- GIVEN DATA -
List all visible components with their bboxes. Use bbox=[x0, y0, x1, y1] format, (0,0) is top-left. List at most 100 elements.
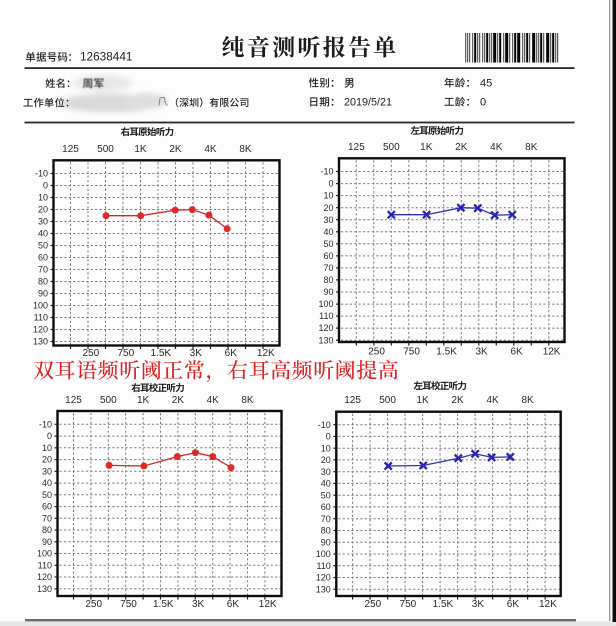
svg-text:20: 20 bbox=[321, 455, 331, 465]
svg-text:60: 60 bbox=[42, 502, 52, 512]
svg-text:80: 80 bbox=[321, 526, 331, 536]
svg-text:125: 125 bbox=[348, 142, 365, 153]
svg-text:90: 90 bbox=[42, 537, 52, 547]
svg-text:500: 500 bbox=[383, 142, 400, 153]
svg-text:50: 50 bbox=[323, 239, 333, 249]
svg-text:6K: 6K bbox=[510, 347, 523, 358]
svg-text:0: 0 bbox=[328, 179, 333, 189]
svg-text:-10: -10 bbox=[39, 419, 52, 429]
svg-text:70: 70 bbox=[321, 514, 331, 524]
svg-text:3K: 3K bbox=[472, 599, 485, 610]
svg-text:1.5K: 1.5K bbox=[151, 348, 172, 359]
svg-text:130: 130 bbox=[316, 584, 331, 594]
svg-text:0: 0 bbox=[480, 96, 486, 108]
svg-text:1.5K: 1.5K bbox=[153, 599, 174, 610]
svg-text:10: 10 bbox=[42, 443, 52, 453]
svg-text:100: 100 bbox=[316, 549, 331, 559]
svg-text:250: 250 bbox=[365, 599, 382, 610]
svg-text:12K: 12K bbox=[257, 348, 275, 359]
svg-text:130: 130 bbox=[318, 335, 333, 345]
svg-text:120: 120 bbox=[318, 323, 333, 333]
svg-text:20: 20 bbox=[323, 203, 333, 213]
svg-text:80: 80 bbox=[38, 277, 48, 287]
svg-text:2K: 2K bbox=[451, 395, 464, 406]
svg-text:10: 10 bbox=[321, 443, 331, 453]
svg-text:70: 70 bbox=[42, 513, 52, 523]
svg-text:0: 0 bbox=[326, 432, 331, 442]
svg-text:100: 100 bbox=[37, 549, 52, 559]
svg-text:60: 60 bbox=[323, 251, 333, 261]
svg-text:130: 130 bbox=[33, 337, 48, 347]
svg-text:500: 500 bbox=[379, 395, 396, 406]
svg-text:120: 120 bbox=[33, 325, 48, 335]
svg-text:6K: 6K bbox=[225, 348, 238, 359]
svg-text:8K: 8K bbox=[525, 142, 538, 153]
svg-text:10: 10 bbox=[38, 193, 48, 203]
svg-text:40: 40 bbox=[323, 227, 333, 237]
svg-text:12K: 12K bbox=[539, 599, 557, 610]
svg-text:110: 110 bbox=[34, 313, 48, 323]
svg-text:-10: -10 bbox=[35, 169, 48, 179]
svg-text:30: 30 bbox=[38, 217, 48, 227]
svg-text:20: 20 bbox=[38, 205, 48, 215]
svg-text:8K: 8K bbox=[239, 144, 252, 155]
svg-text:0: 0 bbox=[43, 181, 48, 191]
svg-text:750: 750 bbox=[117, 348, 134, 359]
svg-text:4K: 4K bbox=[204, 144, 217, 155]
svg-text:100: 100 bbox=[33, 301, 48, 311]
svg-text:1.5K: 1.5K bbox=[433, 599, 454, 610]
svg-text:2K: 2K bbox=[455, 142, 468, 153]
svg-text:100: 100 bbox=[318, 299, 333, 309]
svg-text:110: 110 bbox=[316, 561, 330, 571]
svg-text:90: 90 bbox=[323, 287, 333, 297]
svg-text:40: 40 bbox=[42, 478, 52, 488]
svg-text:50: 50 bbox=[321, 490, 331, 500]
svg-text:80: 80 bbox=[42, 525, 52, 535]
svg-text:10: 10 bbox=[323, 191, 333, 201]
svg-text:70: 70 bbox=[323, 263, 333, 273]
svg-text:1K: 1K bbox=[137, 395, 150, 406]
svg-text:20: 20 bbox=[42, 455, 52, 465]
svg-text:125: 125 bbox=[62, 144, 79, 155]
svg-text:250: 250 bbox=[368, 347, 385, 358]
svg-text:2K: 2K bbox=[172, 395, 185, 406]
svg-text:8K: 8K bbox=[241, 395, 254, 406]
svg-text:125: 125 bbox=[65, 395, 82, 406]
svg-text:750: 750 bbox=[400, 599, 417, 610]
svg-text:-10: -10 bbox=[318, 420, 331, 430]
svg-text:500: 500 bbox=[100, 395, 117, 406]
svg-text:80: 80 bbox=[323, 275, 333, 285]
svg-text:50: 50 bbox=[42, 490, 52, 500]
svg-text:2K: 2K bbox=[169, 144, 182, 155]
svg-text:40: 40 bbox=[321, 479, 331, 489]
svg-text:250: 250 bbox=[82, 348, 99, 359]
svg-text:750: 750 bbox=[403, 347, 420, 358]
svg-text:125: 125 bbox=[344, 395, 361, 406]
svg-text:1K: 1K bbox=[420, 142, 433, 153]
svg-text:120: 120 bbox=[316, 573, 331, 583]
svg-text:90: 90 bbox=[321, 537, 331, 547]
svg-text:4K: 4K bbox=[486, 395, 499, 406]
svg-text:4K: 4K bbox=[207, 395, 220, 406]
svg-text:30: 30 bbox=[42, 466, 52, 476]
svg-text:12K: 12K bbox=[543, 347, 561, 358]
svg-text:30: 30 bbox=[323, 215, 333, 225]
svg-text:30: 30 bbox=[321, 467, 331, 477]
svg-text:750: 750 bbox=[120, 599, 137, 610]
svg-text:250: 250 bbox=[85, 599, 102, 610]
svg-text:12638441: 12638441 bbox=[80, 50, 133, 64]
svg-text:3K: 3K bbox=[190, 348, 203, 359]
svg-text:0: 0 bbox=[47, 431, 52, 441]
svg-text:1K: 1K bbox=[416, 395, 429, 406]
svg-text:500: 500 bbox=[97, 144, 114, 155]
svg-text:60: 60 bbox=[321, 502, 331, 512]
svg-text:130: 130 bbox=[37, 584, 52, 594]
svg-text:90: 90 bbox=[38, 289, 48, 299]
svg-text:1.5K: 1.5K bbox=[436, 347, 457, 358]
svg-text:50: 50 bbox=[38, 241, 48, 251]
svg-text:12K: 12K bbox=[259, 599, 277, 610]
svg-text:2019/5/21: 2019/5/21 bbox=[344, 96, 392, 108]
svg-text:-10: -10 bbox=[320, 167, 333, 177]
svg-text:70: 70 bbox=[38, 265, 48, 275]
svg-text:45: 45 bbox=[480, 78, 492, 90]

---

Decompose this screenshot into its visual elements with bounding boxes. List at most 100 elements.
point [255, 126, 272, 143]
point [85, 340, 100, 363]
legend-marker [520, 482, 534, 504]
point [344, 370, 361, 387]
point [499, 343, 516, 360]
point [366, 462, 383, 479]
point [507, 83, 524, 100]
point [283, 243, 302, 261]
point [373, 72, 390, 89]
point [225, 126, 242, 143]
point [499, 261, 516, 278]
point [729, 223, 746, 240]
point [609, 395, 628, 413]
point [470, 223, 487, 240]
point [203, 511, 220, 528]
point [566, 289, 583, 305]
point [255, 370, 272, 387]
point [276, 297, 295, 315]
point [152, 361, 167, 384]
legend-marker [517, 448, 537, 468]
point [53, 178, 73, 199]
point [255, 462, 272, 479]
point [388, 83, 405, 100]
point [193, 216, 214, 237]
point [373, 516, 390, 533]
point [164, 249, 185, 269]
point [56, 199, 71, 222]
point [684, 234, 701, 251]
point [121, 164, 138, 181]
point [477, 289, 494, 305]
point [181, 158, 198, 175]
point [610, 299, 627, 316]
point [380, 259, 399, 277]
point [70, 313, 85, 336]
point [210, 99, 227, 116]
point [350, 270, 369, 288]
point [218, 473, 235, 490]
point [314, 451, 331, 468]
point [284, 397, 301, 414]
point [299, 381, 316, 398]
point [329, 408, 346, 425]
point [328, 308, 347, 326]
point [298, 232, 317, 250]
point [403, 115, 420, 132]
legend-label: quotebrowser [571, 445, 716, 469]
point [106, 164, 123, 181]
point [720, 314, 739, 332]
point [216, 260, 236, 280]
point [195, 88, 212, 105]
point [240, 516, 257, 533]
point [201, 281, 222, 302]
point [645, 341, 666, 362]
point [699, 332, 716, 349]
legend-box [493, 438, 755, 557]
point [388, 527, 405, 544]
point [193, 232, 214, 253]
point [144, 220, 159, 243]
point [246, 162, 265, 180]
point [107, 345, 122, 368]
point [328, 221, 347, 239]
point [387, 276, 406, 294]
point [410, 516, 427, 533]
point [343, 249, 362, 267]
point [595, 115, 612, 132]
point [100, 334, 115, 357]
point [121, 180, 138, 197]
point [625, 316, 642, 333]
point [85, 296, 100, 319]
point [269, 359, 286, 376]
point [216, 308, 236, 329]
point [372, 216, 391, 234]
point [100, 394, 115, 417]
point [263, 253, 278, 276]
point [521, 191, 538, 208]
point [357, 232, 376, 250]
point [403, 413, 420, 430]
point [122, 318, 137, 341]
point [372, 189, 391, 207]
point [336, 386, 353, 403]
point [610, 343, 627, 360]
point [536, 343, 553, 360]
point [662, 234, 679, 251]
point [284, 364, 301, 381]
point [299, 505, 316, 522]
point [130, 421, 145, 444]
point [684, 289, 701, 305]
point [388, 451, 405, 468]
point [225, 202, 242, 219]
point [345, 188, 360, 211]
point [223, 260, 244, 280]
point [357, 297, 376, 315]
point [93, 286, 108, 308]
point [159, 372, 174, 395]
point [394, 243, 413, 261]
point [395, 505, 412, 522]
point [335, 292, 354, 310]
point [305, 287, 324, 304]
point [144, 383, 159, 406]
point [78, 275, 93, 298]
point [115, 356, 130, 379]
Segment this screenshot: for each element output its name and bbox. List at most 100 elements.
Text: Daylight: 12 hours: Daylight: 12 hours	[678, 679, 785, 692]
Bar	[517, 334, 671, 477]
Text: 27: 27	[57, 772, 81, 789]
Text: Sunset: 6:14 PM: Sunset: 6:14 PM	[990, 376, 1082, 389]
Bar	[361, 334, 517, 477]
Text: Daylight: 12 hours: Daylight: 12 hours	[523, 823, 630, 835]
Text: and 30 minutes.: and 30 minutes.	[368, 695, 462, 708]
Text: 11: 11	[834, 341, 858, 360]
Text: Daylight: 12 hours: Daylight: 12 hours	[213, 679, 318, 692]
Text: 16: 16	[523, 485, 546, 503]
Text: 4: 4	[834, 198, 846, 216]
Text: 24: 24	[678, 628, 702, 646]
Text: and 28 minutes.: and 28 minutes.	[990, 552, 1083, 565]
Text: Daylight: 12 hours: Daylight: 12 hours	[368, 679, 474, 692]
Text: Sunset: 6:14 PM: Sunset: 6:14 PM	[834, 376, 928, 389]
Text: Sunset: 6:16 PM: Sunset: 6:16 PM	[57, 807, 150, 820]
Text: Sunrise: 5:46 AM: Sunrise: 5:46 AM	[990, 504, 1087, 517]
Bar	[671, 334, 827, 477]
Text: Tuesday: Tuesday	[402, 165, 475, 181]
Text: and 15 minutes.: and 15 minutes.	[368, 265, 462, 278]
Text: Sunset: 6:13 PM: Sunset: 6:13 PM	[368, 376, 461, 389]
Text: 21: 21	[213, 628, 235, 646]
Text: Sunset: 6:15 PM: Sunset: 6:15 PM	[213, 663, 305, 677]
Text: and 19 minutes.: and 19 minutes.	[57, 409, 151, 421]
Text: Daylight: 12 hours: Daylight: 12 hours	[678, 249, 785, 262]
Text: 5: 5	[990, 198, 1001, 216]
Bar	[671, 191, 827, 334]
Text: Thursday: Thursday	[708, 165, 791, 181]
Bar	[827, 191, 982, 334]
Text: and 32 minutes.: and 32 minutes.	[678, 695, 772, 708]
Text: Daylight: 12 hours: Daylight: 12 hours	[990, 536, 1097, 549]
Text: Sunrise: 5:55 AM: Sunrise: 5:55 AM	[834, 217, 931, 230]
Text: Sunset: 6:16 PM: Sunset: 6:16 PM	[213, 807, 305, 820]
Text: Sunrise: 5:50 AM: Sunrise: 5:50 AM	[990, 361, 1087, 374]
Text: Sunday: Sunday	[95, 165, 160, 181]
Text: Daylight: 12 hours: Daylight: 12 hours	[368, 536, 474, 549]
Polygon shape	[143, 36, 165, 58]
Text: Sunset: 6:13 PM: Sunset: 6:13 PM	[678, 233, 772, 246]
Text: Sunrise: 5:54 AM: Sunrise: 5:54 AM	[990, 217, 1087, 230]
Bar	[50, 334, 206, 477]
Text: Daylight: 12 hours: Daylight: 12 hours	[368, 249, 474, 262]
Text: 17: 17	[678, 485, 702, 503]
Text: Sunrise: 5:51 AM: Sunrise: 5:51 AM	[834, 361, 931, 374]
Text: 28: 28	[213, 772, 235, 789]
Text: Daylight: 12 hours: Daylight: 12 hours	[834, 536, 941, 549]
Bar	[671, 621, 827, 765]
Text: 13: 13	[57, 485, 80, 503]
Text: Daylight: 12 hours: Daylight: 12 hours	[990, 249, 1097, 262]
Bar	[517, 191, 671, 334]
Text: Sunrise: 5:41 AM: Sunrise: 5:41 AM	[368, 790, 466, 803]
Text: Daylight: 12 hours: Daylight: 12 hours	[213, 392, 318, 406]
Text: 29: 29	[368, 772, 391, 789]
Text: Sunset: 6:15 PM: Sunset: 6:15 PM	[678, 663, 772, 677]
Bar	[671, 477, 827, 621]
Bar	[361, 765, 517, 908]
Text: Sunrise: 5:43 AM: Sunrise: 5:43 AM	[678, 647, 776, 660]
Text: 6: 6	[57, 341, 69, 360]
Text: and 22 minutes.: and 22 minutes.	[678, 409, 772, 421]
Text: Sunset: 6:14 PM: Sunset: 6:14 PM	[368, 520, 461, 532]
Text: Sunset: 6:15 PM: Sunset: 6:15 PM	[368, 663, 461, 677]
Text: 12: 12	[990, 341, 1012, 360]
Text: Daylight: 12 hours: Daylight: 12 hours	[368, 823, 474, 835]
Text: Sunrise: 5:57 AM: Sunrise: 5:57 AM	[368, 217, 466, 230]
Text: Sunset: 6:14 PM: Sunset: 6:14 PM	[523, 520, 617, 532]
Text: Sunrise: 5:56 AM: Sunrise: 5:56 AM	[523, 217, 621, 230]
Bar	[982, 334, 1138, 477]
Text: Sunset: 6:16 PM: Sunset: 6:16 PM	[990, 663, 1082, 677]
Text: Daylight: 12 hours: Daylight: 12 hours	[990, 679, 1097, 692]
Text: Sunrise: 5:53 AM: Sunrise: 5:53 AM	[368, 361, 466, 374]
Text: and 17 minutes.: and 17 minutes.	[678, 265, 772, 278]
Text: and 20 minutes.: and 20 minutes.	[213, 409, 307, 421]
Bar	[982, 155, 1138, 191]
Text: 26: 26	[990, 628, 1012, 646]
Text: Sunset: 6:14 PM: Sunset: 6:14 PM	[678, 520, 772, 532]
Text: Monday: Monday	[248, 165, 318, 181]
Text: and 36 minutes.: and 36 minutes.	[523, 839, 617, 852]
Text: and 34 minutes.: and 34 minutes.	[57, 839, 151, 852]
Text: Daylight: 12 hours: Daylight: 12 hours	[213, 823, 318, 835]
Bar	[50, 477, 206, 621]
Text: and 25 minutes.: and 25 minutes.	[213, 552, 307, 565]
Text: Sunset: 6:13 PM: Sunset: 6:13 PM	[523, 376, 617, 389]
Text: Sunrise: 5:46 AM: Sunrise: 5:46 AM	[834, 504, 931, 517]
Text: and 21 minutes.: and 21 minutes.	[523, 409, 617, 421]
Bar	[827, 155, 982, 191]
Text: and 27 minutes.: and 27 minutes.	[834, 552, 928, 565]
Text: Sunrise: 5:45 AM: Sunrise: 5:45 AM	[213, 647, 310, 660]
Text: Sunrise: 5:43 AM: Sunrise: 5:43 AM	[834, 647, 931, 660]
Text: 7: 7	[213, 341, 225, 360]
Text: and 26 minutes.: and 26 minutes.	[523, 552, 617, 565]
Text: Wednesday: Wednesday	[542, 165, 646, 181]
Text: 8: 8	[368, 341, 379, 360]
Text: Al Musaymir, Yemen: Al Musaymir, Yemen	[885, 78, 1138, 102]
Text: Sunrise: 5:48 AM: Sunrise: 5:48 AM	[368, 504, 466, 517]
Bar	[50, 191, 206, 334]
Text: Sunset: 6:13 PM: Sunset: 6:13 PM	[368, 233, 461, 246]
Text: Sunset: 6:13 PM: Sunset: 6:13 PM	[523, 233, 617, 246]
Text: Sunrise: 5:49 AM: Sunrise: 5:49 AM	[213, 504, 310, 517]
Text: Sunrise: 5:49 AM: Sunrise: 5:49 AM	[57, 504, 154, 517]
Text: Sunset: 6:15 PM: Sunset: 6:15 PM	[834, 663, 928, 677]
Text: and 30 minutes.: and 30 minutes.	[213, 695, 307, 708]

- YOUR GOAL -
Output the lines that begin with the one containing "Decompose this screenshot" and end with the one containing "point [684, 234, 701, 251]", both included, reproducing each without any change.

- WRITTEN ANSWER -
Decompose this screenshot into its visual elements with bounding boxes. List at most 100 elements.
point [255, 126, 272, 143]
point [85, 340, 100, 363]
legend-marker [520, 482, 534, 504]
point [344, 370, 361, 387]
point [499, 343, 516, 360]
point [366, 462, 383, 479]
point [507, 83, 524, 100]
point [283, 243, 302, 261]
point [373, 72, 390, 89]
point [225, 126, 242, 143]
point [499, 261, 516, 278]
point [729, 223, 746, 240]
point [609, 395, 628, 413]
point [470, 223, 487, 240]
point [203, 511, 220, 528]
point [566, 289, 583, 305]
point [255, 370, 272, 387]
point [276, 297, 295, 315]
point [152, 361, 167, 384]
legend-marker [517, 448, 537, 468]
point [53, 178, 73, 199]
point [255, 462, 272, 479]
point [388, 83, 405, 100]
point [193, 216, 214, 237]
point [373, 516, 390, 533]
point [164, 249, 185, 269]
point [56, 199, 71, 222]
point [684, 234, 701, 251]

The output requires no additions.